(Dataset items)

::::

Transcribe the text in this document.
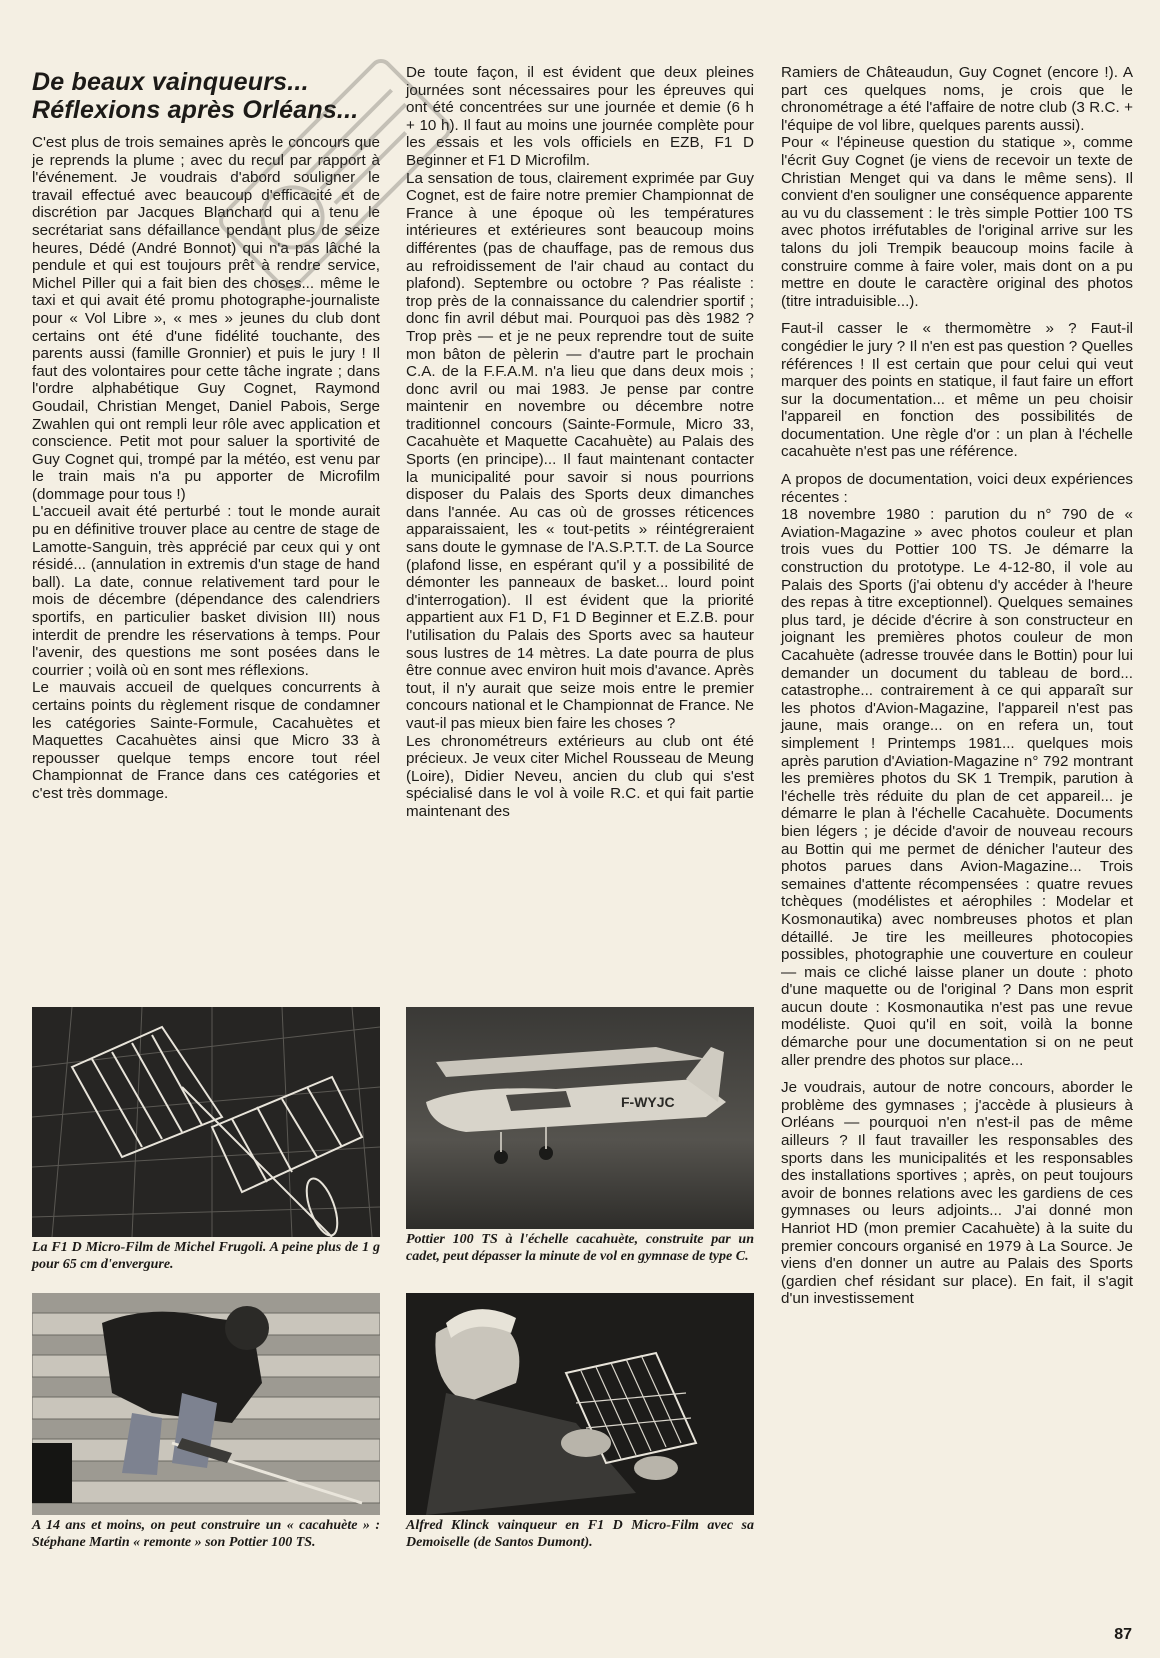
De beaux vainqueurs... Réflexions après Orléans...

C'est plus de trois semaines après le concours que je reprends la plume ; avec du recul par rapport à l'événement. Je voudrais d'abord souligner le travail effectué avec beaucoup d'efficacité et de discrétion par Jacques Blanchard qui a tenu le secrétariat sans défaillance pendant plus de seize heures, Dédé (André Bonnot) qui n'a pas lâché la pendule et qui est toujours prêt à rendre service, Michel Piller qui a fait bien des choses... même le taxi et qui avait été promu photographe-journaliste pour « Vol Libre », « mes » jeunes du club dont certains ont été d'une fidélité touchante, des parents aussi (famille Gronnier) et puis le jury ! Il faut des volontaires pour cette tâche ingrate ; dans l'ordre alphabétique Guy Cognet, Raymond Goudail, Christian Menget, Daniel Pabois, Serge Zwahlen qui ont rempli leur rôle avec application et conscience. Petit mot pour saluer la sportivité de Guy Cognet qui, trompé par la météo, est venu par le train mais n'a pu apporter de Microfilm (dommage pour tous !)

L'accueil avait été perturbé : tout le monde aurait pu en définitive trouver place au centre de stage de Lamotte-Sanguin, très apprécié par ceux qui y ont résidé... (annulation in extremis d'un stage de hand ball). La date, connue relativement tard pour le mois de décembre (dépendance des calendriers sportifs, en particulier basket division III) nous interdit de prendre les réservations à temps. Pour l'avenir, des questions me sont posées dans le courrier ; voilà où en sont mes réflexions.

Le mauvais accueil de quelques concurrents à certains points du règlement risque de condamner les catégories Sainte-Formule, Cacahuètes et Maquettes Cacahuètes ainsi que Micro 33 à repousser quelque temps encore tout réel Championnat de France dans ces catégories et c'est très dommage.

De toute façon, il est évident que deux pleines journées sont nécessaires pour les épreuves qui ont été concentrées sur une journée et demie (6 h + 10 h). Il faut au moins une journée complète pour les essais et les vols officiels en EZB, F1 D Beginner et F1 D Microfilm.

La sensation de tous, clairement exprimée par Guy Cognet, est de faire notre premier Championnat de France à une époque où les températures intérieures et extérieures sont beaucoup moins différentes (pas de chauffage, pas de remous dus au refroidissement de l'air chaud au contact du plafond). Septembre ou octobre ? Pas réaliste : trop près de la connaissance du calendrier sportif ; donc fin avril début mai. Pourquoi pas dès 1982 ? Trop près — et je ne peux reprendre tout de suite mon bâton de pèlerin — d'autre part le prochain C.A. de la F.F.A.M. n'a lieu que dans deux mois ; donc avril ou mai 1983. Je pense par contre maintenir en novembre ou décembre notre traditionnel concours (Sainte-Formule, Micro 33, Cacahuète et Maquette Cacahuète) au Palais des Sports (en principe)... Il faut maintenant contacter la municipalité pour savoir si nous pourrions disposer du Palais des Sports deux dimanches dans l'année. Au cas où de grosses réticences apparaissaient, les « tout-petits » réintégreraient sans doute le gymnase de l'A.S.P.T.T. de La Source (plafond lisse, en espérant qu'il y a possibilité de démonter les panneaux de basket... lourd point d'interrogation). Il est évident que la priorité appartient aux F1 D, F1 D Beginner et E.Z.B. pour l'utilisation du Palais des Sports avec sa hauteur sous lustres de 14 mètres. La date pourra de plus être connue avec environ huit mois d'avance. Après tout, il n'y aurait que seize mois entre le premier concours national et le Championnat de France. Ne vaut-il pas mieux bien faire les choses ?

Les chronométreurs extérieurs au club ont été précieux. Je veux citer Michel Rousseau de Meung (Loire), Didier Neveu, ancien du club qui s'est spécialisé dans le vol à voile R.C. et qui fait partie maintenant des

Ramiers de Châteaudun, Guy Cognet (encore !). A part ces quelques noms, je crois que le chronométrage a été l'affaire de notre club (3 R.C. + l'équipe de vol libre, quelques parents aussi).

Pour « l'épineuse question du statique », comme l'écrit Guy Cognet (je viens de recevoir un texte de Christian Menget qui va dans le même sens). Il convient d'en souligner une conséquence apparente au vu du classement : le très simple Pottier 100 TS avec photos irréfutables de l'original arrive sur les talons du joli Trempik beaucoup moins facile à construire comme à faire voler, mais dont on a pu mettre en doute le caractère original des photos (titre intraduisible...).

Faut-il casser le « thermomètre » ? Faut-il congédier le jury ? Il n'en est pas question ? Quelles références ! Il est certain que pour celui qui veut marquer des points en statique, il faut faire un effort sur la documentation... et même un peu choisir l'appareil en fonction des possibilités de documentation. Une règle d'or : un plan à l'échelle cacahuète n'est pas une référence.

A propos de documentation, voici deux expériences récentes :

18 novembre 1980 : parution du n° 790 de « Aviation-Magazine » avec photos couleur et plan trois vues du Pottier 100 TS. Je démarre la construction du prototype. Le 4-12-80, il vole au Palais des Sports (j'ai obtenu d'y accéder à l'heure des repas à titre exceptionnel). Quelques semaines plus tard, je décide d'écrire à son constructeur en joignant les premières photos couleur de mon Cacahuète (adresse trouvée dans le Bottin) pour lui demander un document du tableau de bord... catastrophe... contrairement à ce qui apparaît sur les photos d'Avion-Magazine, l'appareil n'est pas jaune, mais orange... on en refera un, tout simplement ! Printemps 1981... quelques mois après parution d'Aviation-Magazine n° 792 montrant les premières photos du SK 1 Trempik, parution à l'échelle très réduite du plan de cet appareil... je démarre le plan à l'échelle Cacahuète. Documents bien légers ; je décide d'avoir de nouveau recours au Bottin qui me permet de dénicher l'auteur des photos parues dans Avion-Magazine... Trois semaines d'attente récompensées : quatre revues tchèques (modélistes et aérophiles : Modelar et Kosmonautika) avec nombreuses photos et plan détaillé. Je tire les meilleures photocopies possibles, photographie une couverture en couleur — mais ce cliché laisse planer un doute : photo d'une maquette ou de l'original ? Dans mon esprit aucun doute : Kosmonautika n'est pas une revue modéliste. Quoi qu'il en soit, voilà la bonne démarche pour une documentation si on ne peut aller prendre des photos sur place...

Je voudrais, autour de notre concours, aborder le problème des gymnases ; j'accède à plusieurs à Orléans — pourquoi n'en n'est-il pas de même ailleurs ? Il faut travailler les responsables des sports dans les municipalités et les responsables des installations sportives ; après, on peut toujours avoir de bonnes relations avec les gardiens de ces gymnases ou leurs adjoints... J'ai donné mon Hanriot HD (mon premier Cacahuète) à la suite du premier concours organisé en 1979 à La Source. Je viens d'en donner un autre au Palais des Sports (gardien chef résidant sur place). En fait, il s'agit d'un investissement

La F1 D Micro-Film de Michel Frugoli. A peine plus de 1 g pour 65 cm d'envergure.
F-WYJC
Pottier 100 TS à l'échelle cacahuète, construite par un cadet, peut dépasser la minute de vol en gymnase de type C.
A 14 ans et moins, on peut construire un « cacahuète » : Stéphane Martin « remonte » son Pottier 100 TS.
Alfred Klinck vainqueur en F1 D Micro-Film avec sa Demoiselle (de Santos Dumont).
87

::::

# REQUIRED WORK
Return all the entries word for word, but omit any pictures they contain.

# CORRECT OUTPUT
Transcribe the text in this document.
De beaux vainqueurs... Réflexions après Orléans...

C'est plus de trois semaines après le concours que je reprends la plume ; avec du recul par rapport à l'événement. Je voudrais d'abord souligner le travail effectué avec beaucoup d'efficacité et de discrétion par Jacques Blanchard qui a tenu le secrétariat sans défaillance pendant plus de seize heures, Dédé (André Bonnot) qui n'a pas lâché la pendule et qui est toujours prêt à rendre service, Michel Piller qui a fait bien des choses... même le taxi et qui avait été promu photographe-journaliste pour « Vol Libre », « mes » jeunes du club dont certains ont été d'une fidélité touchante, des parents aussi (famille Gronnier) et puis le jury ! Il faut des volontaires pour cette tâche ingrate ; dans l'ordre alphabétique Guy Cognet, Raymond Goudail, Christian Menget, Daniel Pabois, Serge Zwahlen qui ont rempli leur rôle avec application et conscience. Petit mot pour saluer la sportivité de Guy Cognet qui, trompé par la météo, est venu par le train mais n'a pu apporter de Microfilm (dommage pour tous !)

L'accueil avait été perturbé : tout le monde aurait pu en définitive trouver place au centre de stage de Lamotte-Sanguin, très apprécié par ceux qui y ont résidé... (annulation in extremis d'un stage de hand ball). La date, connue relativement tard pour le mois de décembre (dépendance des calendriers sportifs, en particulier basket division III) nous interdit de prendre les réservations à temps. Pour l'avenir, des questions me sont posées dans le courrier ; voilà où en sont mes réflexions.

Le mauvais accueil de quelques concurrents à certains points du règlement risque de condamner les catégories Sainte-Formule, Cacahuètes et Maquettes Cacahuètes ainsi que Micro 33 à repousser quelque temps encore tout réel Championnat de France dans ces catégories et c'est très dommage.

De toute façon, il est évident que deux pleines journées sont nécessaires pour les épreuves qui ont été concentrées sur une journée et demie (6 h + 10 h). Il faut au moins une journée complète pour les essais et les vols officiels en EZB, F1 D Beginner et F1 D Microfilm.

La sensation de tous, clairement exprimée par Guy Cognet, est de faire notre premier Championnat de France à une époque où les températures intérieures et extérieures sont beaucoup moins différentes (pas de chauffage, pas de remous dus au refroidissement de l'air chaud au contact du plafond). Septembre ou octobre ? Pas réaliste : trop près de la connaissance du calendrier sportif ; donc fin avril début mai. Pourquoi pas dès 1982 ? Trop près — et je ne peux reprendre tout de suite mon bâton de pèlerin — d'autre part le prochain C.A. de la F.F.A.M. n'a lieu que dans deux mois ; donc avril ou mai 1983. Je pense par contre maintenir en novembre ou décembre notre traditionnel concours (Sainte-Formule, Micro 33, Cacahuète et Maquette Cacahuète) au Palais des Sports (en principe)... Il faut maintenant contacter la municipalité pour savoir si nous pourrions disposer du Palais des Sports deux dimanches dans l'année. Au cas où de grosses réticences apparaissaient, les « tout-petits » réintégreraient sans doute le gymnase de l'A.S.P.T.T. de La Source (plafond lisse, en espérant qu'il y a possibilité de démonter les panneaux de basket... lourd point d'interrogation). Il est évident que la priorité appartient aux F1 D, F1 D Beginner et E.Z.B. pour l'utilisation du Palais des Sports avec sa hauteur sous lustres de 14 mètres. La date pourra de plus être connue avec environ huit mois d'avance. Après tout, il n'y aurait que seize mois entre le premier concours national et le Championnat de France. Ne vaut-il pas mieux bien faire les choses ?

Les chronométreurs extérieurs au club ont été précieux. Je veux citer Michel Rousseau de Meung (Loire), Didier Neveu, ancien du club qui s'est spécialisé dans le vol à voile R.C. et qui fait partie maintenant des

Ramiers de Châteaudun, Guy Cognet (encore !). A part ces quelques noms, je crois que le chronométrage a été l'affaire de notre club (3 R.C. + l'équipe de vol libre, quelques parents aussi).

Pour « l'épineuse question du statique », comme l'écrit Guy Cognet (je viens de recevoir un texte de Christian Menget qui va dans le même sens). Il convient d'en souligner une conséquence apparente au vu du classement : le très simple Pottier 100 TS avec photos irréfutables de l'original arrive sur les talons du joli Trempik beaucoup moins facile à construire comme à faire voler, mais dont on a pu mettre en doute le caractère original des photos (titre intraduisible...).

Faut-il casser le « thermomètre » ? Faut-il congédier le jury ? Il n'en est pas question ? Quelles références ! Il est certain que pour celui qui veut marquer des points en statique, il faut faire un effort sur la documentation... et même un peu choisir l'appareil en fonction des possibilités de documentation. Une règle d'or : un plan à l'échelle cacahuète n'est pas une référence.

A propos de documentation, voici deux expériences récentes :

18 novembre 1980 : parution du n° 790 de « Aviation-Magazine » avec photos couleur et plan trois vues du Pottier 100 TS. Je démarre la construction du prototype. Le 4-12-80, il vole au Palais des Sports (j'ai obtenu d'y accéder à l'heure des repas à titre exceptionnel). Quelques semaines plus tard, je décide d'écrire à son constructeur en joignant les premières photos couleur de mon Cacahuète (adresse trouvée dans le Bottin) pour lui demander un document du tableau de bord... catastrophe... contrairement à ce qui apparaît sur les photos d'Avion-Magazine, l'appareil n'est pas jaune, mais orange... on en refera un, tout simplement ! Printemps 1981... quelques mois après parution d'Aviation-Magazine n° 792 montrant les premières photos du SK 1 Trempik, parution à l'échelle très réduite du plan de cet appareil... je démarre le plan à l'échelle Cacahuète. Documents bien légers ; je décide d'avoir de nouveau recours au Bottin qui me permet de dénicher l'auteur des photos parues dans Avion-Magazine... Trois semaines d'attente récompensées : quatre revues tchèques (modélistes et aérophiles : Modelar et Kosmonautika) avec nombreuses photos et plan détaillé. Je tire les meilleures photocopies possibles, photographie une couverture en couleur — mais ce cliché laisse planer un doute : photo d'une maquette ou de l'original ? Dans mon esprit aucun doute : Kosmonautika n'est pas une revue modéliste. Quoi qu'il en soit, voilà la bonne démarche pour une documentation si on ne peut aller prendre des photos sur place...

Je voudrais, autour de notre concours, aborder le problème des gymnases ; j'accède à plusieurs à Orléans — pourquoi n'en n'est-il pas de même ailleurs ? Il faut travailler les responsables des sports dans les municipalités et les responsables des installations sportives ; après, on peut toujours avoir de bonnes relations avec les gardiens de ces gymnases ou leurs adjoints... J'ai donné mon Hanriot HD (mon premier Cacahuète) à la suite du premier concours organisé en 1979 à La Source. Je viens d'en donner un autre au Palais des Sports (gardien chef résidant sur place). En fait, il s'agit d'un investissement

La F1 D Micro-Film de Michel Frugoli. A peine plus de 1 g pour 65 cm d'envergure.
F-WYJC
Pottier 100 TS à l'échelle cacahuète, construite par un cadet, peut dépasser la minute de vol en gymnase de type C.
A 14 ans et moins, on peut construire un « cacahuète » : Stéphane Martin « remonte » son Pottier 100 TS.
Alfred Klinck vainqueur en F1 D Micro-Film avec sa Demoiselle (de Santos Dumont).
87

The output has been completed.